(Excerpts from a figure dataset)

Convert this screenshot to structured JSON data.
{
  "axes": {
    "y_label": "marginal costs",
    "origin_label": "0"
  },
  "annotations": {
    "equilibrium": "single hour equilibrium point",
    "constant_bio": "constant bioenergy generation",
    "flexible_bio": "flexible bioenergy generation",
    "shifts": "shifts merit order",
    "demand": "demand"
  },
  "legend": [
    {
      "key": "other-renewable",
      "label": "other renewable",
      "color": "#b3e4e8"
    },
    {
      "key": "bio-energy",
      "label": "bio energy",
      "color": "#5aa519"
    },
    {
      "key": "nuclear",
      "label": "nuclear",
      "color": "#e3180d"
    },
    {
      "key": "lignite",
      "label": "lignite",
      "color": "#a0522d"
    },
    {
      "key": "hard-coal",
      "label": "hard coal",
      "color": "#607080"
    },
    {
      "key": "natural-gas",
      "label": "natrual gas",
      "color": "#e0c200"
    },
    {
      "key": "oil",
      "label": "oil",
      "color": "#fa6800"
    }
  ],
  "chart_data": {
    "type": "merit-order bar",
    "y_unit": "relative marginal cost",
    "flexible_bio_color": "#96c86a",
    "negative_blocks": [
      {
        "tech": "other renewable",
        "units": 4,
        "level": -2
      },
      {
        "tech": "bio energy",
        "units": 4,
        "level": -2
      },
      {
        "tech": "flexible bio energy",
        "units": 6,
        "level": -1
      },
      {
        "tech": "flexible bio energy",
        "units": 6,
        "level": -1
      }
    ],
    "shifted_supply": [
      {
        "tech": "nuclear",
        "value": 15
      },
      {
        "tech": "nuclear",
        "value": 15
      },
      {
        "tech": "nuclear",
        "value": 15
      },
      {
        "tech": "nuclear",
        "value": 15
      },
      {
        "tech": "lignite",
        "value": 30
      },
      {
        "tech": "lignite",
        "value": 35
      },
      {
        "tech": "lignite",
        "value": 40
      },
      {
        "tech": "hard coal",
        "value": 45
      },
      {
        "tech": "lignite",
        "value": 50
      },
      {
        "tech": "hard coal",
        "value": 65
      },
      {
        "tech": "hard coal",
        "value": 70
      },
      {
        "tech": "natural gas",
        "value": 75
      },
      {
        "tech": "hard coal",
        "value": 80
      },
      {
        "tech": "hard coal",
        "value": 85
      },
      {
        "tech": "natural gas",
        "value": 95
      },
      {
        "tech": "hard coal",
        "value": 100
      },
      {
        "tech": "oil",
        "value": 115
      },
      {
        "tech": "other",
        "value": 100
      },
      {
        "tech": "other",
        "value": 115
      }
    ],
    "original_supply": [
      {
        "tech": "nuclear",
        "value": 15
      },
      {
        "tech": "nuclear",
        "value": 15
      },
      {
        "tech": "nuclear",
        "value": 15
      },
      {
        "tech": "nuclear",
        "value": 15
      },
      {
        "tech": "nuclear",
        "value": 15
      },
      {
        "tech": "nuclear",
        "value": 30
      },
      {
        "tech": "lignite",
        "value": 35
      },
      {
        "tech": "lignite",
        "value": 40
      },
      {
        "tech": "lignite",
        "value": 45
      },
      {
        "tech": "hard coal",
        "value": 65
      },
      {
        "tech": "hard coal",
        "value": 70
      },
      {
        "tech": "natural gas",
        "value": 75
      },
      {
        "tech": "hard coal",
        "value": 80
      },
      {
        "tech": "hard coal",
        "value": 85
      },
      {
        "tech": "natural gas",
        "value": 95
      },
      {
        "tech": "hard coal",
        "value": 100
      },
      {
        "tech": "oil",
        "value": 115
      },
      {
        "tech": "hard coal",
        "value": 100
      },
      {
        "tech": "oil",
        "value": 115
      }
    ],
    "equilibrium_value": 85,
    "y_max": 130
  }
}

**REQUIRED TASK**
Word for word, quote all of the data above.

**THE SOLUTION**
Convert this screenshot to structured JSON data.
{
  "axes": {
    "y_label": "marginal costs",
    "origin_label": "0"
  },
  "annotations": {
    "equilibrium": "single hour equilibrium point",
    "constant_bio": "constant bioenergy generation",
    "flexible_bio": "flexible bioenergy generation",
    "shifts": "shifts merit order",
    "demand": "demand"
  },
  "legend": [
    {
      "key": "other-renewable",
      "label": "other renewable",
      "color": "#b3e4e8"
    },
    {
      "key": "bio-energy",
      "label": "bio energy",
      "color": "#5aa519"
    },
    {
      "key": "nuclear",
      "label": "nuclear",
      "color": "#e3180d"
    },
    {
      "key": "lignite",
      "label": "lignite",
      "color": "#a0522d"
    },
    {
      "key": "hard-coal",
      "label": "hard coal",
      "color": "#607080"
    },
    {
      "key": "natural-gas",
      "label": "natrual gas",
      "color": "#e0c200"
    },
    {
      "key": "oil",
      "label": "oil",
      "color": "#fa6800"
    }
  ],
  "chart_data": {
    "type": "merit-order bar",
    "y_unit": "relative marginal cost",
    "flexible_bio_color": "#96c86a",
    "negative_blocks": [
      {
        "tech": "other renewable",
        "units": 4,
        "level": -2
      },
      {
        "tech": "bio energy",
        "units": 4,
        "level": -2
      },
      {
        "tech": "flexible bio energy",
        "units": 6,
        "level": -1
      },
      {
        "tech": "flexible bio energy",
        "units": 6,
        "level": -1
      }
    ],
    "shifted_supply": [
      {
        "tech": "nuclear",
        "value": 15
      },
      {
        "tech": "nuclear",
        "value": 15
      },
      {
        "tech": "nuclear",
        "value": 15
      },
      {
        "tech": "nuclear",
        "value": 15
      },
      {
        "tech": "lignite",
        "value": 30
      },
      {
        "tech": "lignite",
        "value": 35
      },
      {
        "tech": "lignite",
        "value": 40
      },
      {
        "tech": "hard coal",
        "value": 45
      },
      {
        "tech": "lignite",
        "value": 50
      },
      {
        "tech": "hard coal",
        "value": 65
      },
      {
        "tech": "hard coal",
        "value": 70
      },
      {
        "tech": "natural gas",
        "value": 75
      },
      {
        "tech": "hard coal",
        "value": 80
      },
      {
        "tech": "hard coal",
        "value": 85
      },
      {
        "tech": "natural gas",
        "value": 95
      },
      {
        "tech": "hard coal",
        "value": 100
      },
      {
        "tech": "oil",
        "value": 115
      },
      {
        "tech": "other",
        "value": 100
      },
      {
        "tech": "other",
        "value": 115
      }
    ],
    "original_supply": [
      {
        "tech": "nuclear",
        "value": 15
      },
      {
        "tech": "nuclear",
        "value": 15
      },
      {
        "tech": "nuclear",
        "value": 15
      },
      {
        "tech": "nuclear",
        "value": 15
      },
      {
        "tech": "nuclear",
        "value": 15
      },
      {
        "tech": "nuclear",
        "value": 30
      },
      {
        "tech": "lignite",
        "value": 35
      },
      {
        "tech": "lignite",
        "value": 40
      },
      {
        "tech": "lignite",
        "value": 45
      },
      {
        "tech": "hard coal",
        "value": 65
      },
      {
        "tech": "hard coal",
        "value": 70
      },
      {
        "tech": "natural gas",
        "value": 75
      },
      {
        "tech": "hard coal",
        "value": 80
      },
      {
        "tech": "hard coal",
        "value": 85
      },
      {
        "tech": "natural gas",
        "value": 95
      },
      {
        "tech": "hard coal",
        "value": 100
      },
      {
        "tech": "oil",
        "value": 115
      },
      {
        "tech": "hard coal",
        "value": 100
      },
      {
        "tech": "oil",
        "value": 115
      }
    ],
    "equilibrium_value": 85,
    "y_max": 130
  }
}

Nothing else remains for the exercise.